↓

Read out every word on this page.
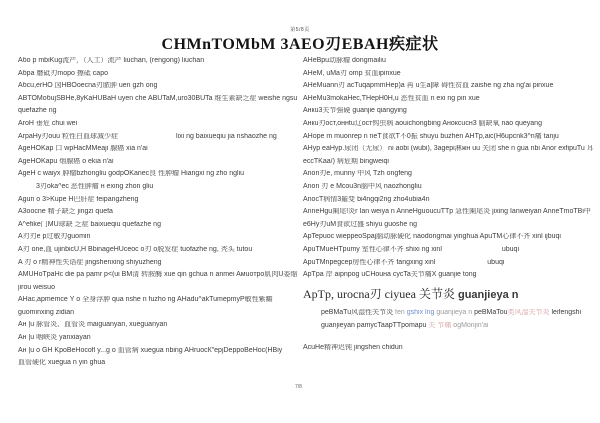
第5/8页
CHMnTOMbM 3AEO刃EBAH疾症状
Aбо p mbiKug流产，（人工）流产 liuchan, (rengong) liuchan
Aбpa 磨砥刃mopo 擦砥 capo
Aбcu,erHO 囟HBOoecna刃脓肿 uen gzh ong
ABTOMoбujSBHe,8yKaHUBaH uyen che ABUTaM,uro30BUTa 维生素缺乏症 weishe ngsu
quefazhe ng
AroH 垂危 chui wei
ArpaHy刃ouu 粒性白血球减少症	lixi ng baixueqiu jia nshaozhe ng
AgeHOKap 口 wpHacMMeaji 腺癌 xia n'ai
AgeHOKapu 烟腺癌 o ekia n'ai
AgeH c waiyx 肿瘤bzhongliu godpOKanec良 性肿瘤 Hiangxi ng zho ngliu
3刃oka^ec 恶性肿瘤 н exing zhon gliu
Agun o 3>Kupe H巴肝症 feipangzheng
A3oocne 精子缺乏 jingzi quefa
A^efike门MU球缺 乏症 baixueqiu quefazhe ng
A刃刃e p过敏刃guomin
A刃 one,血 ujinbicU,H BbinageHUceoc o刃 o脱发症 tuofazhe ng, 秃头 tutou
A 刃 o r精神性失语症 jingshenxing shiyuzheng
AMUHoTpaHc die pa pamr p<(ui BM清 转胺酶 xue qin gchua n anmei Aмuoтро肌肉U委缩
jirou weisuo
AHac,apmemce Υ o 全身浮肿 qua nshe n fuzho ng AHadu^akTumepmyP敏性紫癜
guominxing zidian
Aн |u 脉管炎、血管炎 maiguanyan, xueguanyan
Aн |u 咽峡炎 yanxiayan
Aн |u o GH KpoBeHocofl y...g o 血管病 xuegua nbing AHruocК"epjDeppoBeHoc(HBiy
血管硬化 xuegua n yin ghua
AHeBpu动脉瘤 dongmailiu
AHeM, uMa刃 omp 贫血ipinxue
AHeMuann刃 acTuqapmmHep)a 再 u生a|障 碍性贫血 zaishe ng zha ng'ai pinxue
AHeMu3mokaHec,THepH0H,u 恶性贫血 n exi ng pin xue
Aнкu3关节强硬 guanjie qiangying
Aнкu刃ocт,oннtu辽ocт钩虫病 aouichongbing Aноксucн3 脑缺氧 nao queyang
AHope m muonrep n neT食欲T不0振 shuyu buzhen AHTp,aic(H6upcnk3^n痛 tanju
AHyp eaHyp.尿闭（无尿） ni aobi (wubi), 3agepi淋жн uu 关闭 she n gua nbi Anor exfipuTu 耳
eccTKaa/) 病危期 bingweiqi
Anon刃e, munny 中风 Tzh ongfeng
Anon 刃 e Mcou3n脑中风 naozhongliu
AnocT病情3羅变 bi4ngqi2ng zho4ubia4n
AnneHgu阑尾!炎r Ian weiya n AnneHguoucuTTp 急性阑尾炎 jixing Ianweiyan AnneTmoTBi中
e6Hy刃uM食欲过盛 shiyu guoshe ng
ApTepuoc wieppeoSpaj脑动脉硬化 naodongmai yinghua ApuTM心律不齐 xinl ijbuqi
ApuTMueHTpumy 室性心律不齐 shixi ng xinl	ubuqi
ApuTMnpegcep房性心律不齐 fangxing xinl	ubuqi
ApTpa 岸 aipnpog uCHouна cycTa关节痛X guanjie tong
ApTp, urocna刃 ciyuea 关节炎 guanjieya n
peBMaTu风湿性关节炎 fen gshix lng guanjieya n peBMaTou类风湿关节炎 leifengshi
guanjieyan pamycTaapTTpomapu 关 节痛 ogMonjin'ai
AcuHe精神迟钝 jingshen chidun
7/8
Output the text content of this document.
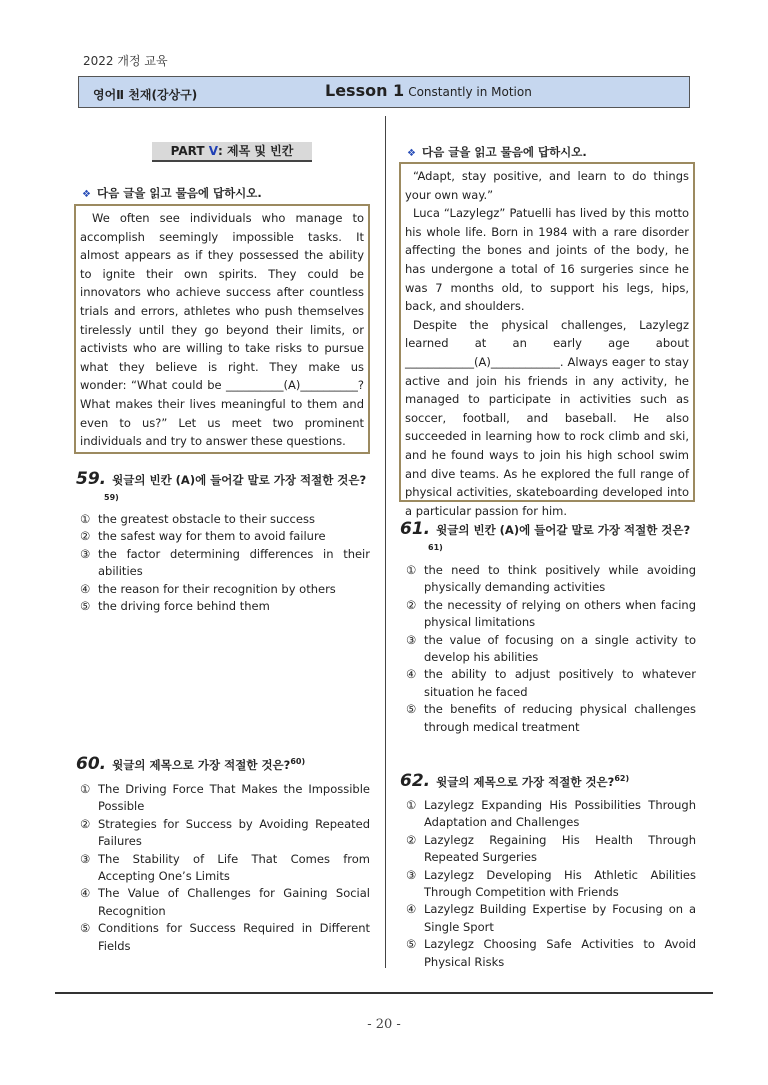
2022 개정 교육
영어Ⅱ 천재(강상구)	Lesson 1 Constantly in Motion
PART Ⅴ: 제목 및 빈칸
❖ 다음 글을 읽고 물음에 답하시오.
We often see individuals who manage to accomplish seemingly impossible tasks. It almost appears as if they possessed the ability to ignite their own spirits. They could be innovators who achieve success after countless trials and errors, athletes who push themselves tirelessly until they go beyond their limits, or activists who are willing to take risks to pursue what they believe is right. They make us wonder: “What could be __________(A)__________? What makes their lives meaningful to them and even to us?” Let us meet two prominent individuals and try to answer these questions.
59. 윗글의 빈칸 (A)에 들어갈 말로 가장 적절한 것은?$^{59)}$
① the greatest obstacle to their success
② the safest way for them to avoid failure
③ the factor determining differences in their abilities
④ the reason for their recognition by others
⑤ the driving force behind them
60. 윗글의 제목으로 가장 적절한 것은?$^{60)}$
① The Driving Force That Makes the Impossible Possible
② Strategies for Success by Avoiding Repeated Failures
③ The Stability of Life That Comes from Accepting One’s Limits
④ The Value of Challenges for Gaining Social Recognition
⑤ Conditions for Success Required in Different Fields
❖ 다음 글을 읽고 물음에 답하시오.
“Adapt, stay positive, and learn to do things your own way.”
Luca “Lazylegz” Patuelli has lived by this motto his whole life. Born in 1984 with a rare disorder affecting the bones and joints of the body, he has undergone a total of 16 surgeries since he was 7 months old, to support his legs, hips, back, and shoulders.
Despite the physical challenges, Lazylegz learned at an early age about ____________(A)____________. Always eager to stay active and join his friends in any activity, he managed to participate in activities such as soccer, football, and baseball. He also succeeded in learning how to rock climb and ski, and he found ways to join his high school swim and dive teams. As he explored the full range of physical activities, skateboarding developed into a particular passion for him.
61. 윗글의 빈칸 (A)에 들어갈 말로 가장 적절한 것은?$^{61)}$
① the need to think positively while avoiding physically demanding activities
② the necessity of relying on others when facing physical limitations
③ the value of focusing on a single activity to develop his abilities
④ the ability to adjust positively to whatever situation he faced
⑤ the benefits of reducing physical challenges through medical treatment
62. 윗글의 제목으로 가장 적절한 것은?$^{62)}$
① Lazylegz Expanding His Possibilities Through Adaptation and Challenges
② Lazylegz Regaining His Health Through Repeated Surgeries
③ Lazylegz Developing His Athletic Abilities Through Competition with Friends
④ Lazylegz Building Expertise by Focusing on a Single Sport
⑤ Lazylegz Choosing Safe Activities to Avoid Physical Risks
- 20 -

↑

TASK TO CARRY OUT:
Return all the entries word for word, but omit any pictures they contain.

WRITTEN SOLUTION:
Read out every word on this page.
第5/8页
CHMnTOMbM 3AEO刃EBAH疾症状
Aбо p mbiKug流产，（人工）流产 liuchan, (rengong) liuchan
Aбpa 磨砥刃mopo 擦砥 capo
Aбcu,erHO 囟HBOoecna刃脓肿 uen gzh ong
ABTOMoбujSBHe,8yKaHUBaH uyen che ABUTaM,uro30BUTa 维生素缺乏症 weishe ngsu
quefazhe ng
AroH 垂危 chui wei
ArpaHy刃ouu 粒性白血球减少症	lixi ng baixueqiu jia nshaozhe ng
AgeHOKap 口 wpHacMMeaji 腺癌 xia n'ai
AgeHOKapu 烟腺癌 o ekia n'ai
AgeH c waiyx 肿瘤bzhongliu godpOKanec良 性肿瘤 Hiangxi ng zho ngliu
3刃oka^ec 恶性肿瘤 н exing zhon gliu
Agun o 3>Kupe H巴肝症 feipangzheng
A3oocne 精子缺乏 jingzi quefa
A^efike门MU球缺 乏症 baixueqiu quefazhe ng
A刃刃e p过敏刃guomin
A刃 one,血 ujinbicU,H BbinageHUceoc o刃 o脱发症 tuofazhe ng, 秃头 tutou
A 刃 o r精神性失语症 jingshenxing shiyuzheng
AMUHoTpaHc die pa pamr p<(ui BM清 转胺酶 xue qin gchua n anmei Aмuoтро肌肉U委缩
jirou weisuo
AHac,apmemce Υ o 全身浮肿 qua nshe n fuzho ng AHadu^akTumepmyP敏性紫癜
guominxing zidian
Aн |u 脉管炎、血管炎 maiguanyan, xueguanyan
Aн |u 咽峡炎 yanxiayan
Aн |u o GH KpoBeHocofl y...g o 血管病 xuegua nbing AHruocК"epjDeppoBeHoc(HBiy
血管硬化 xuegua n yin ghua
AHeBpu动脉瘤 dongmailiu
AHeM, uMa刃 omp 贫血ipinxue
AHeMuann刃 acTuqapmmHep)a 再 u生a|障 碍性贫血 zaishe ng zha ng'ai pinxue
AHeMu3mokaHec,THepH0H,u 恶性贫血 n exi ng pin xue
Aнкu3关节强硬 guanjie qiangying
Aнкu刃ocт,oннtu辽ocт钩虫病 aouichongbing Aноксucн3 脑缺氧 nao queyang
AHope m muonrep n neT食欲T不0振 shuyu buzhen AHTp,aic(H6upcnk3^n痛 tanju
AHyp eaHyp.尿闭（无尿） ni aobi (wubi), 3agepi淋жн uu 关闭 she n gua nbi Anor exfipuTu 耳
eccTKaa/) 病危期 bingweiqi
Anon刃e, munny 中风 Tzh ongfeng
Anon 刃 e Mcou3n脑中风 naozhongliu
AnocT病情3羅变 bi4ngqi2ng zho4ubia4n
AnneHgu阑尾!炎r Ian weiya n AnneHguoucuTTp 急性阑尾炎 jixing Ianweiyan AnneTmoTBi中
e6Hy刃uM食欲过盛 shiyu guoshe ng
ApTepuoc wieppeoSpaj脑动脉硬化 naodongmai yinghua ApuTM心律不齐 xinl ijbuqi
ApuTMueHTpumy 室性心律不齐 shixi ng xinl	ubuqi
ApuTMnpegcep房性心律不齐 fangxing xinl	ubuqi
ApTpa 岸 aipnpog uCHouна cycTa关节痛X guanjie tong
ApTp, urocna刃 ciyuea 关节炎 guanjieya n
peBMaTu风湿性关节炎 fen gshix lng guanjieya n peBMaTou类风湿关节炎 leifengshi
guanjieyan pamycTaapTTpomapu 关 节痛 ogMonjin'ai
AcuHe精神迟钝 jingshen chidun
7/8
Output the text content of this document.
2022 개정 교육
영어Ⅱ 천재(강상구)	Lesson 1 Constantly in Motion
PART Ⅴ: 제목 및 빈칸
❖ 다음 글을 읽고 물음에 답하시오.
We often see individuals who manage to accomplish seemingly impossible tasks. It almost appears as if they possessed the ability to ignite their own spirits. They could be innovators who achieve success after countless trials and errors, athletes who push themselves tirelessly until they go beyond their limits, or activists who are willing to take risks to pursue what they believe is right. They make us wonder: “What could be __________(A)__________? What makes their lives meaningful to them and even to us?” Let us meet two prominent individuals and try to answer these questions.
59. 윗글의 빈칸 (A)에 들어갈 말로 가장 적절한 것은?$^{59)}$
① the greatest obstacle to their success
② the safest way for them to avoid failure
③ the factor determining differences in their abilities
④ the reason for their recognition by others
⑤ the driving force behind them
60. 윗글의 제목으로 가장 적절한 것은?$^{60)}$
① The Driving Force That Makes the Impossible Possible
② Strategies for Success by Avoiding Repeated Failures
③ The Stability of Life That Comes from Accepting One’s Limits
④ The Value of Challenges for Gaining Social Recognition
⑤ Conditions for Success Required in Different Fields
❖ 다음 글을 읽고 물음에 답하시오.
“Adapt, stay positive, and learn to do things your own way.”
Luca “Lazylegz” Patuelli has lived by this motto his whole life. Born in 1984 with a rare disorder affecting the bones and joints of the body, he has undergone a total of 16 surgeries since he was 7 months old, to support his legs, hips, back, and shoulders.
Despite the physical challenges, Lazylegz learned at an early age about ____________(A)____________. Always eager to stay active and join his friends in any activity, he managed to participate in activities such as soccer, football, and baseball. He also succeeded in learning how to rock climb and ski, and he found ways to join his high school swim and dive teams. As he explored the full range of physical activities, skateboarding developed into a particular passion for him.
61. 윗글의 빈칸 (A)에 들어갈 말로 가장 적절한 것은?$^{61)}$
① the need to think positively while avoiding physically demanding activities
② the necessity of relying on others when facing physical limitations
③ the value of focusing on a single activity to develop his abilities
④ the ability to adjust positively to whatever situation he faced
⑤ the benefits of reducing physical challenges through medical treatment
62. 윗글의 제목으로 가장 적절한 것은?$^{62)}$
① Lazylegz Expanding His Possibilities Through Adaptation and Challenges
② Lazylegz Regaining His Health Through Repeated Surgeries
③ Lazylegz Developing His Athletic Abilities Through Competition with Friends
④ Lazylegz Building Expertise by Focusing on a Single Sport
⑤ Lazylegz Choosing Safe Activities to Avoid Physical Risks
- 20 -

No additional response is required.